(Stored records)

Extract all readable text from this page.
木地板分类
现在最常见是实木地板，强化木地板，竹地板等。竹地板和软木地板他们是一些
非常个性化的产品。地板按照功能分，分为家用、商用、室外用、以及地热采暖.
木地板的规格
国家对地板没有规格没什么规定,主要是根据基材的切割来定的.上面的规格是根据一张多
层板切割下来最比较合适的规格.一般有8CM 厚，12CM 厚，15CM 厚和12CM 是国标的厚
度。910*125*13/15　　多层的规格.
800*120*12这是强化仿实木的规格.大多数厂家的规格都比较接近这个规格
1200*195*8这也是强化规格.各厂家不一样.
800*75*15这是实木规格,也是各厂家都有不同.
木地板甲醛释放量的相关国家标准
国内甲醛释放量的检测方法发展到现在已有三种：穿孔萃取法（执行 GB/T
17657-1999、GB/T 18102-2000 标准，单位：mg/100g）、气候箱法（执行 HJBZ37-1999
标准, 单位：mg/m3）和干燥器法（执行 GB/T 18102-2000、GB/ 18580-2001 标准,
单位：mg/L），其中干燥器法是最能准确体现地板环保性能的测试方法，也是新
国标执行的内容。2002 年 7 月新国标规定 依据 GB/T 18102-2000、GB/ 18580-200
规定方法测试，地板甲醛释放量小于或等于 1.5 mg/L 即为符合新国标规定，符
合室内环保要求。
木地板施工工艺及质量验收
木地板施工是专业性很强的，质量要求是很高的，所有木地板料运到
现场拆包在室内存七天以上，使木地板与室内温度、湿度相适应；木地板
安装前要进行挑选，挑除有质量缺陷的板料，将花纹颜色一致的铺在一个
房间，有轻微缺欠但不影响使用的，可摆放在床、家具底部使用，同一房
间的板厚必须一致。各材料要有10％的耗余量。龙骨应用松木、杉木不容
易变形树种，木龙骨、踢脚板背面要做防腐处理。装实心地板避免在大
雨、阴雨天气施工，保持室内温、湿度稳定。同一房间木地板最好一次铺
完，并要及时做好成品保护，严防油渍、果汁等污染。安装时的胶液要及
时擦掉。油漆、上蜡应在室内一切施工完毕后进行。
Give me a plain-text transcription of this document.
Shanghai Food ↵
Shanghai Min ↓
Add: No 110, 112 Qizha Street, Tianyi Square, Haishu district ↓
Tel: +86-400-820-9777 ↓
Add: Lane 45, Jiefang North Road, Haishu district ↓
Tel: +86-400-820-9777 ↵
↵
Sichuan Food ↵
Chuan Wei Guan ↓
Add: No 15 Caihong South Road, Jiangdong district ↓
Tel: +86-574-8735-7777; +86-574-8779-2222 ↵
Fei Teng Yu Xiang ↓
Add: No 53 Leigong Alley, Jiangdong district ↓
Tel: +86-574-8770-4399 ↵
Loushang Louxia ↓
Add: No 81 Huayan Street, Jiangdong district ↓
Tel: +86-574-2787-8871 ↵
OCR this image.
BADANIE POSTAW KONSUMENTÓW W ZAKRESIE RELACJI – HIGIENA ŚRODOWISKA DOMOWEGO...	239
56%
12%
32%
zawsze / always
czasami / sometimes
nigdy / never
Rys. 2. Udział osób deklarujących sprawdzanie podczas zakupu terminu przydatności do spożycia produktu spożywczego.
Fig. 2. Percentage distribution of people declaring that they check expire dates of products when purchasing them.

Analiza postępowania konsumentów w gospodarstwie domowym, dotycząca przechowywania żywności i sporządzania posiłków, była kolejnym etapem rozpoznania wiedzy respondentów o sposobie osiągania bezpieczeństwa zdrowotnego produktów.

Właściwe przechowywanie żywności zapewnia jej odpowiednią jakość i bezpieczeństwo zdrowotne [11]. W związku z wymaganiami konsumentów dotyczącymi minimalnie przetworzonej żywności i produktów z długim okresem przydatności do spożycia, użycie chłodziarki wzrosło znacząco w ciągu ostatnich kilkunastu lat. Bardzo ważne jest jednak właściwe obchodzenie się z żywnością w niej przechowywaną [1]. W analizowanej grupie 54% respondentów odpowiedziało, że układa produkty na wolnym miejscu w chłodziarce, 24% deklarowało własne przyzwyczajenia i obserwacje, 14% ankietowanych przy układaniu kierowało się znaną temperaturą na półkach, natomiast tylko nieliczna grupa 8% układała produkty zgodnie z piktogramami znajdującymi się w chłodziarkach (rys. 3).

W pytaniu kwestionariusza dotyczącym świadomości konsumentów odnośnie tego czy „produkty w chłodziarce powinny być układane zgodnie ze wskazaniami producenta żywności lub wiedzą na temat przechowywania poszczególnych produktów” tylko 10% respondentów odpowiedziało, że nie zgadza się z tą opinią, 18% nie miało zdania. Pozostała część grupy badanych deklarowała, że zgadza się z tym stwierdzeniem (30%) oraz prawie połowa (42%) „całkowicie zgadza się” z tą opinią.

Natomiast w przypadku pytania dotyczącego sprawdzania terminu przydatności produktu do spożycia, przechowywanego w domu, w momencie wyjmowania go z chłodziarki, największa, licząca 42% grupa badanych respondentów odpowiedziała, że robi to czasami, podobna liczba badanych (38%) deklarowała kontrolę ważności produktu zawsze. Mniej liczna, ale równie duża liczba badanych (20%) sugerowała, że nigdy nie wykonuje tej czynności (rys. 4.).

**Your goal:** Go over the records above line by line and count those holding the word "this". Reply only with the number.

**Expected output:** 3